PROBLEM DETAILS ▸
Without altering anything, output the material below.

^^^^^^^^

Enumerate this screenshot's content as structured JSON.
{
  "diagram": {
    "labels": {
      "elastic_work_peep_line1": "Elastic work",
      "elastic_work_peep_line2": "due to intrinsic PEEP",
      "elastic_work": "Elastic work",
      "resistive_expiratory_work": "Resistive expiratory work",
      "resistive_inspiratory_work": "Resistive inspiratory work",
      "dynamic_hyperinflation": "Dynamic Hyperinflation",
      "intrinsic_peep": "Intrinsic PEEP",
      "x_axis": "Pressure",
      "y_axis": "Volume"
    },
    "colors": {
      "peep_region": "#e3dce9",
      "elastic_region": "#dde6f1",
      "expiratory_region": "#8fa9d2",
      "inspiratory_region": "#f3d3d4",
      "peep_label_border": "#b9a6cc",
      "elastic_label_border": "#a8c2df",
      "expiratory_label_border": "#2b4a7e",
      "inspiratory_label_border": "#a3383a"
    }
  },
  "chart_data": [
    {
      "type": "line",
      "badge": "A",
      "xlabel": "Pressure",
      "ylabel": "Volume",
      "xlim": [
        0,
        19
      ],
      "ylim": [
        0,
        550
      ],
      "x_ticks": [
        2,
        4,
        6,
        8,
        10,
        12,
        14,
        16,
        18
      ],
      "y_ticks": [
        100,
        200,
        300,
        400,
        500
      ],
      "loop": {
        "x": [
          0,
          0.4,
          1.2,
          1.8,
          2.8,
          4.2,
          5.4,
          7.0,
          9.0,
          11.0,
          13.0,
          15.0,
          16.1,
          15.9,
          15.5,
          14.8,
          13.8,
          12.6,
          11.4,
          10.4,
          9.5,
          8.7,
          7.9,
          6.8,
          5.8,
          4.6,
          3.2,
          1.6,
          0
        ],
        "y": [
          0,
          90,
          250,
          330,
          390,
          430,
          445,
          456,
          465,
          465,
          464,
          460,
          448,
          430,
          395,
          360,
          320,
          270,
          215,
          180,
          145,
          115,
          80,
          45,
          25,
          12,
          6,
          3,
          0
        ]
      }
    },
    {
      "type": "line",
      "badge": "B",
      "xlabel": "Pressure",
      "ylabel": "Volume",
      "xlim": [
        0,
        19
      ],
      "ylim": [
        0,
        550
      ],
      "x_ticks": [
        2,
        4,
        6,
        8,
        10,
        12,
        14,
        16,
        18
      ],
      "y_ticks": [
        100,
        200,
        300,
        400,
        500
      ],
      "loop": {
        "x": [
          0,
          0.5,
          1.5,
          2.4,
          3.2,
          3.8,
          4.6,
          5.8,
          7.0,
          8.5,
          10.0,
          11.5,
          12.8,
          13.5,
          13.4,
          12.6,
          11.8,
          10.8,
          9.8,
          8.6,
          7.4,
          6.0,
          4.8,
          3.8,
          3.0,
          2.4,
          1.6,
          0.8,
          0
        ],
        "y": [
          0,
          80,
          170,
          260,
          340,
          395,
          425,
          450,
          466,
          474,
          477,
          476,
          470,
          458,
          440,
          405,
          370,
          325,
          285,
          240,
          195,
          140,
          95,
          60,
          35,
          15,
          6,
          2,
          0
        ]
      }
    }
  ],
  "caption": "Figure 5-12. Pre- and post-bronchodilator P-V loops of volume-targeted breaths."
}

^^^^^^^^

COMPLETED TASK ▸
Enumerate this screenshot's content as structured JSON.
{
  "diagram": {
    "labels": {
      "elastic_work_peep_line1": "Elastic work",
      "elastic_work_peep_line2": "due to intrinsic PEEP",
      "elastic_work": "Elastic work",
      "resistive_expiratory_work": "Resistive expiratory work",
      "resistive_inspiratory_work": "Resistive inspiratory work",
      "dynamic_hyperinflation": "Dynamic Hyperinflation",
      "intrinsic_peep": "Intrinsic PEEP",
      "x_axis": "Pressure",
      "y_axis": "Volume"
    },
    "colors": {
      "peep_region": "#e3dce9",
      "elastic_region": "#dde6f1",
      "expiratory_region": "#8fa9d2",
      "inspiratory_region": "#f3d3d4",
      "peep_label_border": "#b9a6cc",
      "elastic_label_border": "#a8c2df",
      "expiratory_label_border": "#2b4a7e",
      "inspiratory_label_border": "#a3383a"
    }
  },
  "chart_data": [
    {
      "type": "line",
      "badge": "A",
      "xlabel": "Pressure",
      "ylabel": "Volume",
      "xlim": [
        0,
        19
      ],
      "ylim": [
        0,
        550
      ],
      "x_ticks": [
        2,
        4,
        6,
        8,
        10,
        12,
        14,
        16,
        18
      ],
      "y_ticks": [
        100,
        200,
        300,
        400,
        500
      ],
      "loop": {
        "x": [
          0,
          0.4,
          1.2,
          1.8,
          2.8,
          4.2,
          5.4,
          7.0,
          9.0,
          11.0,
          13.0,
          15.0,
          16.1,
          15.9,
          15.5,
          14.8,
          13.8,
          12.6,
          11.4,
          10.4,
          9.5,
          8.7,
          7.9,
          6.8,
          5.8,
          4.6,
          3.2,
          1.6,
          0
        ],
        "y": [
          0,
          90,
          250,
          330,
          390,
          430,
          445,
          456,
          465,
          465,
          464,
          460,
          448,
          430,
          395,
          360,
          320,
          270,
          215,
          180,
          145,
          115,
          80,
          45,
          25,
          12,
          6,
          3,
          0
        ]
      }
    },
    {
      "type": "line",
      "badge": "B",
      "xlabel": "Pressure",
      "ylabel": "Volume",
      "xlim": [
        0,
        19
      ],
      "ylim": [
        0,
        550
      ],
      "x_ticks": [
        2,
        4,
        6,
        8,
        10,
        12,
        14,
        16,
        18
      ],
      "y_ticks": [
        100,
        200,
        300,
        400,
        500
      ],
      "loop": {
        "x": [
          0,
          0.5,
          1.5,
          2.4,
          3.2,
          3.8,
          4.6,
          5.8,
          7.0,
          8.5,
          10.0,
          11.5,
          12.8,
          13.5,
          13.4,
          12.6,
          11.8,
          10.8,
          9.8,
          8.6,
          7.4,
          6.0,
          4.8,
          3.8,
          3.0,
          2.4,
          1.6,
          0.8,
          0
        ],
        "y": [
          0,
          80,
          170,
          260,
          340,
          395,
          425,
          450,
          466,
          474,
          477,
          476,
          470,
          458,
          440,
          405,
          370,
          325,
          285,
          240,
          195,
          140,
          95,
          60,
          35,
          15,
          6,
          2,
          0
        ]
      }
    }
  ],
  "caption": "Figure 5-12. Pre- and post-bronchodilator P-V loops of volume-targeted breaths."
}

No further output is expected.